> _WHAT THE TASK ASKS_:
Output every entry exactly, from the first line to the last.

***

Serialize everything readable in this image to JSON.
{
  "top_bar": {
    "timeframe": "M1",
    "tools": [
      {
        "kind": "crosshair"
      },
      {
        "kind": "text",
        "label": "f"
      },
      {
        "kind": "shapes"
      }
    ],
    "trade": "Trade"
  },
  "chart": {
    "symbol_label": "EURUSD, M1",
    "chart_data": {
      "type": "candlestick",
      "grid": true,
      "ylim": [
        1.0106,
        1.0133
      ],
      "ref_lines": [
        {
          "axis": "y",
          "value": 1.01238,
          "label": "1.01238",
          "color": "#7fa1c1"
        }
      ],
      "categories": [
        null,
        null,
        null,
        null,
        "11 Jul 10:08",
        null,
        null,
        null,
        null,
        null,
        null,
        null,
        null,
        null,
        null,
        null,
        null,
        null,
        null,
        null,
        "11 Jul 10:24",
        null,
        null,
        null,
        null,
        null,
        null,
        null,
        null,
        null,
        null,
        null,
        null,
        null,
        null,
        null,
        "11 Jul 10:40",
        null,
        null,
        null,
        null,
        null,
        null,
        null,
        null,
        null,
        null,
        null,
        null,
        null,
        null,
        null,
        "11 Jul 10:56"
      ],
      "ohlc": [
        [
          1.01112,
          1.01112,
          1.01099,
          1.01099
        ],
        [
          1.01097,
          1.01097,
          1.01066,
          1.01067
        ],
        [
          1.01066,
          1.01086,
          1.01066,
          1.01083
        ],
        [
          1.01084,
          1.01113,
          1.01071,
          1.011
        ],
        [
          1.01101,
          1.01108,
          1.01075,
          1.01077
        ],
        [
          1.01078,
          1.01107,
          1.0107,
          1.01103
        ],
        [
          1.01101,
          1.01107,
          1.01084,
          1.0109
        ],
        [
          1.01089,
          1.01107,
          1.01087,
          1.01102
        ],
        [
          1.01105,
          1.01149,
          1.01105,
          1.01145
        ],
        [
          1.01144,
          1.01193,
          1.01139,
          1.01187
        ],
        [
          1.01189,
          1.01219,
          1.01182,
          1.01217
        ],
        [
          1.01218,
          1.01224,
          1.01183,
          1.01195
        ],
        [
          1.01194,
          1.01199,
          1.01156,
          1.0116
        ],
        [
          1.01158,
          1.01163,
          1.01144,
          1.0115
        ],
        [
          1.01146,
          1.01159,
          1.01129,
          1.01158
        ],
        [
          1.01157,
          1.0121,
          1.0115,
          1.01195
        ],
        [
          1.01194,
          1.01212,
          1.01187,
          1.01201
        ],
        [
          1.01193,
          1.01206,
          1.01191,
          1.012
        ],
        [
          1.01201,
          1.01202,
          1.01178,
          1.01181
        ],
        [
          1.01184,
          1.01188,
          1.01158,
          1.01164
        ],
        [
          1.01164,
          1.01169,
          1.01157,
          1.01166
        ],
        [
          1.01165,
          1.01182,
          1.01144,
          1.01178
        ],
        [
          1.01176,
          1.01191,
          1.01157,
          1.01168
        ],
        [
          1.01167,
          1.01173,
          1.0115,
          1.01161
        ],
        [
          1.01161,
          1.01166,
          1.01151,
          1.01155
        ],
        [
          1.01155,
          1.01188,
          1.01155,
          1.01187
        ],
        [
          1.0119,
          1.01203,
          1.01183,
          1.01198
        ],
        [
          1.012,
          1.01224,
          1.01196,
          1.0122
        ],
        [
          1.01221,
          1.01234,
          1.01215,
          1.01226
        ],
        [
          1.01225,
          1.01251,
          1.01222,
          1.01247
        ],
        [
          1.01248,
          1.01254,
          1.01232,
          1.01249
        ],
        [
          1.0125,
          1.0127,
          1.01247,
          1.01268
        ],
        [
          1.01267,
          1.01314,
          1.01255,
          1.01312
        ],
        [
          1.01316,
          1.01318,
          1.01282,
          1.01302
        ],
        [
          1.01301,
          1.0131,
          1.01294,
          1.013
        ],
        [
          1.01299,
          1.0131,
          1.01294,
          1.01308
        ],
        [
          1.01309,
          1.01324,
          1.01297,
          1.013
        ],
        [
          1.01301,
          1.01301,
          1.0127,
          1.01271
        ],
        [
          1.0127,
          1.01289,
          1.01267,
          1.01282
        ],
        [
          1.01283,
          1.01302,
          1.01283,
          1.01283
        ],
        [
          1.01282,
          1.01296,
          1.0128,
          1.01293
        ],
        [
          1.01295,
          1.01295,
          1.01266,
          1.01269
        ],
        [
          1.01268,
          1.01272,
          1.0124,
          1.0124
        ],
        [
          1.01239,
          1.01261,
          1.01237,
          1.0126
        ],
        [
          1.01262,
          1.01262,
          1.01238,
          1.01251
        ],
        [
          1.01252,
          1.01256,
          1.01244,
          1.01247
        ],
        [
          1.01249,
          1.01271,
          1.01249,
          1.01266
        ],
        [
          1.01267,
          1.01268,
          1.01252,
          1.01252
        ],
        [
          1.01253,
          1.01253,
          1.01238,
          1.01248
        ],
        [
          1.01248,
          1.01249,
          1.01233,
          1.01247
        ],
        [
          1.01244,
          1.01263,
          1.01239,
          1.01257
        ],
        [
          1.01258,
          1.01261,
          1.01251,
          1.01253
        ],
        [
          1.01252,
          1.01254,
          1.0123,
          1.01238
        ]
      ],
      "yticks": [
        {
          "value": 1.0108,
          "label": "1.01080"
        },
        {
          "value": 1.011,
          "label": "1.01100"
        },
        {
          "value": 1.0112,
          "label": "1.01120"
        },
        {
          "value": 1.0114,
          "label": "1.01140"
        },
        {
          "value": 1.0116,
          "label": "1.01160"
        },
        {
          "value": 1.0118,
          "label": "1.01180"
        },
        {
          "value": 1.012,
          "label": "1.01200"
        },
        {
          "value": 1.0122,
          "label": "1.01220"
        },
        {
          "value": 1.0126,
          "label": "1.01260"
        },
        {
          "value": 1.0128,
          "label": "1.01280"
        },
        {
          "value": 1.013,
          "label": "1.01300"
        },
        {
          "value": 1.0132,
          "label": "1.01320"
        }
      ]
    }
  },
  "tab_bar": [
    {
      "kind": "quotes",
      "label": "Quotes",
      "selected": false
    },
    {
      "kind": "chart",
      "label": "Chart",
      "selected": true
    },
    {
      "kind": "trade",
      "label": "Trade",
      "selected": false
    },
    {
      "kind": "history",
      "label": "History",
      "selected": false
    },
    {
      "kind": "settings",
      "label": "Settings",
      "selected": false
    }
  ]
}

***

> _THE OUTPUT_:
Serialize everything readable in this image to JSON.
{
  "top_bar": {
    "timeframe": "M1",
    "tools": [
      {
        "kind": "crosshair"
      },
      {
        "kind": "text",
        "label": "f"
      },
      {
        "kind": "shapes"
      }
    ],
    "trade": "Trade"
  },
  "chart": {
    "symbol_label": "EURUSD, M1",
    "chart_data": {
      "type": "candlestick",
      "grid": true,
      "ylim": [
        1.0106,
        1.0133
      ],
      "ref_lines": [
        {
          "axis": "y",
          "value": 1.01238,
          "label": "1.01238",
          "color": "#7fa1c1"
        }
      ],
      "categories": [
        null,
        null,
        null,
        null,
        "11 Jul 10:08",
        null,
        null,
        null,
        null,
        null,
        null,
        null,
        null,
        null,
        null,
        null,
        null,
        null,
        null,
        null,
        "11 Jul 10:24",
        null,
        null,
        null,
        null,
        null,
        null,
        null,
        null,
        null,
        null,
        null,
        null,
        null,
        null,
        null,
        "11 Jul 10:40",
        null,
        null,
        null,
        null,
        null,
        null,
        null,
        null,
        null,
        null,
        null,
        null,
        null,
        null,
        null,
        "11 Jul 10:56"
      ],
      "ohlc": [
        [
          1.01112,
          1.01112,
          1.01099,
          1.01099
        ],
        [
          1.01097,
          1.01097,
          1.01066,
          1.01067
        ],
        [
          1.01066,
          1.01086,
          1.01066,
          1.01083
        ],
        [
          1.01084,
          1.01113,
          1.01071,
          1.011
        ],
        [
          1.01101,
          1.01108,
          1.01075,
          1.01077
        ],
        [
          1.01078,
          1.01107,
          1.0107,
          1.01103
        ],
        [
          1.01101,
          1.01107,
          1.01084,
          1.0109
        ],
        [
          1.01089,
          1.01107,
          1.01087,
          1.01102
        ],
        [
          1.01105,
          1.01149,
          1.01105,
          1.01145
        ],
        [
          1.01144,
          1.01193,
          1.01139,
          1.01187
        ],
        [
          1.01189,
          1.01219,
          1.01182,
          1.01217
        ],
        [
          1.01218,
          1.01224,
          1.01183,
          1.01195
        ],
        [
          1.01194,
          1.01199,
          1.01156,
          1.0116
        ],
        [
          1.01158,
          1.01163,
          1.01144,
          1.0115
        ],
        [
          1.01146,
          1.01159,
          1.01129,
          1.01158
        ],
        [
          1.01157,
          1.0121,
          1.0115,
          1.01195
        ],
        [
          1.01194,
          1.01212,
          1.01187,
          1.01201
        ],
        [
          1.01193,
          1.01206,
          1.01191,
          1.012
        ],
        [
          1.01201,
          1.01202,
          1.01178,
          1.01181
        ],
        [
          1.01184,
          1.01188,
          1.01158,
          1.01164
        ],
        [
          1.01164,
          1.01169,
          1.01157,
          1.01166
        ],
        [
          1.01165,
          1.01182,
          1.01144,
          1.01178
        ],
        [
          1.01176,
          1.01191,
          1.01157,
          1.01168
        ],
        [
          1.01167,
          1.01173,
          1.0115,
          1.01161
        ],
        [
          1.01161,
          1.01166,
          1.01151,
          1.01155
        ],
        [
          1.01155,
          1.01188,
          1.01155,
          1.01187
        ],
        [
          1.0119,
          1.01203,
          1.01183,
          1.01198
        ],
        [
          1.012,
          1.01224,
          1.01196,
          1.0122
        ],
        [
          1.01221,
          1.01234,
          1.01215,
          1.01226
        ],
        [
          1.01225,
          1.01251,
          1.01222,
          1.01247
        ],
        [
          1.01248,
          1.01254,
          1.01232,
          1.01249
        ],
        [
          1.0125,
          1.0127,
          1.01247,
          1.01268
        ],
        [
          1.01267,
          1.01314,
          1.01255,
          1.01312
        ],
        [
          1.01316,
          1.01318,
          1.01282,
          1.01302
        ],
        [
          1.01301,
          1.0131,
          1.01294,
          1.013
        ],
        [
          1.01299,
          1.0131,
          1.01294,
          1.01308
        ],
        [
          1.01309,
          1.01324,
          1.01297,
          1.013
        ],
        [
          1.01301,
          1.01301,
          1.0127,
          1.01271
        ],
        [
          1.0127,
          1.01289,
          1.01267,
          1.01282
        ],
        [
          1.01283,
          1.01302,
          1.01283,
          1.01283
        ],
        [
          1.01282,
          1.01296,
          1.0128,
          1.01293
        ],
        [
          1.01295,
          1.01295,
          1.01266,
          1.01269
        ],
        [
          1.01268,
          1.01272,
          1.0124,
          1.0124
        ],
        [
          1.01239,
          1.01261,
          1.01237,
          1.0126
        ],
        [
          1.01262,
          1.01262,
          1.01238,
          1.01251
        ],
        [
          1.01252,
          1.01256,
          1.01244,
          1.01247
        ],
        [
          1.01249,
          1.01271,
          1.01249,
          1.01266
        ],
        [
          1.01267,
          1.01268,
          1.01252,
          1.01252
        ],
        [
          1.01253,
          1.01253,
          1.01238,
          1.01248
        ],
        [
          1.01248,
          1.01249,
          1.01233,
          1.01247
        ],
        [
          1.01244,
          1.01263,
          1.01239,
          1.01257
        ],
        [
          1.01258,
          1.01261,
          1.01251,
          1.01253
        ],
        [
          1.01252,
          1.01254,
          1.0123,
          1.01238
        ]
      ],
      "yticks": [
        {
          "value": 1.0108,
          "label": "1.01080"
        },
        {
          "value": 1.011,
          "label": "1.01100"
        },
        {
          "value": 1.0112,
          "label": "1.01120"
        },
        {
          "value": 1.0114,
          "label": "1.01140"
        },
        {
          "value": 1.0116,
          "label": "1.01160"
        },
        {
          "value": 1.0118,
          "label": "1.01180"
        },
        {
          "value": 1.012,
          "label": "1.01200"
        },
        {
          "value": 1.0122,
          "label": "1.01220"
        },
        {
          "value": 1.0126,
          "label": "1.01260"
        },
        {
          "value": 1.0128,
          "label": "1.01280"
        },
        {
          "value": 1.013,
          "label": "1.01300"
        },
        {
          "value": 1.0132,
          "label": "1.01320"
        }
      ]
    }
  },
  "tab_bar": [
    {
      "kind": "quotes",
      "label": "Quotes",
      "selected": false
    },
    {
      "kind": "chart",
      "label": "Chart",
      "selected": true
    },
    {
      "kind": "trade",
      "label": "Trade",
      "selected": false
    },
    {
      "kind": "history",
      "label": "History",
      "selected": false
    },
    {
      "kind": "settings",
      "label": "Settings",
      "selected": false
    }
  ]
}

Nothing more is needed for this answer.